- PROBLEM TO WORK ON -
Every line in the data must be transcribed exactly.

________________

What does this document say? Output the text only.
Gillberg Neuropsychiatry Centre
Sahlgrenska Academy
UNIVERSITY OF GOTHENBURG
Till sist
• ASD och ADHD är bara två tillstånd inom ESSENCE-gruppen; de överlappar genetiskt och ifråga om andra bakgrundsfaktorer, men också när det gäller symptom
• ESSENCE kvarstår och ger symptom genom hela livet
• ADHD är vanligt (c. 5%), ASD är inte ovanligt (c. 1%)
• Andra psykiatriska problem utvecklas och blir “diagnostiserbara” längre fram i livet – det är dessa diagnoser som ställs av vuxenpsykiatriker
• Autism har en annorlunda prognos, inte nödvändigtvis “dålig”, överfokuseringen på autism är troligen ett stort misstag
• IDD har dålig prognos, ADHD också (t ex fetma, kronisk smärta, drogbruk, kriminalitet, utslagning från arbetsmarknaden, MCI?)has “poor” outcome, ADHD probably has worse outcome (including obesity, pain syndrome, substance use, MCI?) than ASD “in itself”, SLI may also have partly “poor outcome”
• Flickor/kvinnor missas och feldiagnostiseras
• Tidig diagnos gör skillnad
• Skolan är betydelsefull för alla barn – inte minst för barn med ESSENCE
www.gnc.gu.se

________________

- RESULT BELOW -
What does this document say? Output the text only.
Gillberg Neuropsychiatry Centre
Sahlgrenska Academy
UNIVERSITY OF GOTHENBURG
Till sist
• ASD och ADHD är bara två tillstånd inom ESSENCE-gruppen; de överlappar genetiskt och ifråga om andra bakgrundsfaktorer, men också när det gäller symptom
• ESSENCE kvarstår och ger symptom genom hela livet
• ADHD är vanligt (c. 5%), ASD är inte ovanligt (c. 1%)
• Andra psykiatriska problem utvecklas och blir “diagnostiserbara” längre fram i livet – det är dessa diagnoser som ställs av vuxenpsykiatriker
• Autism har en annorlunda prognos, inte nödvändigtvis “dålig”, överfokuseringen på autism är troligen ett stort misstag
• IDD har dålig prognos, ADHD också (t ex fetma, kronisk smärta, drogbruk, kriminalitet, utslagning från arbetsmarknaden, MCI?)has “poor” outcome, ADHD probably has worse outcome (including obesity, pain syndrome, substance use, MCI?) than ASD “in itself”, SLI may also have partly “poor outcome”
• Flickor/kvinnor missas och feldiagnostiseras
• Tidig diagnos gör skillnad
• Skolan är betydelsefull för alla barn – inte minst för barn med ESSENCE
www.gnc.gu.se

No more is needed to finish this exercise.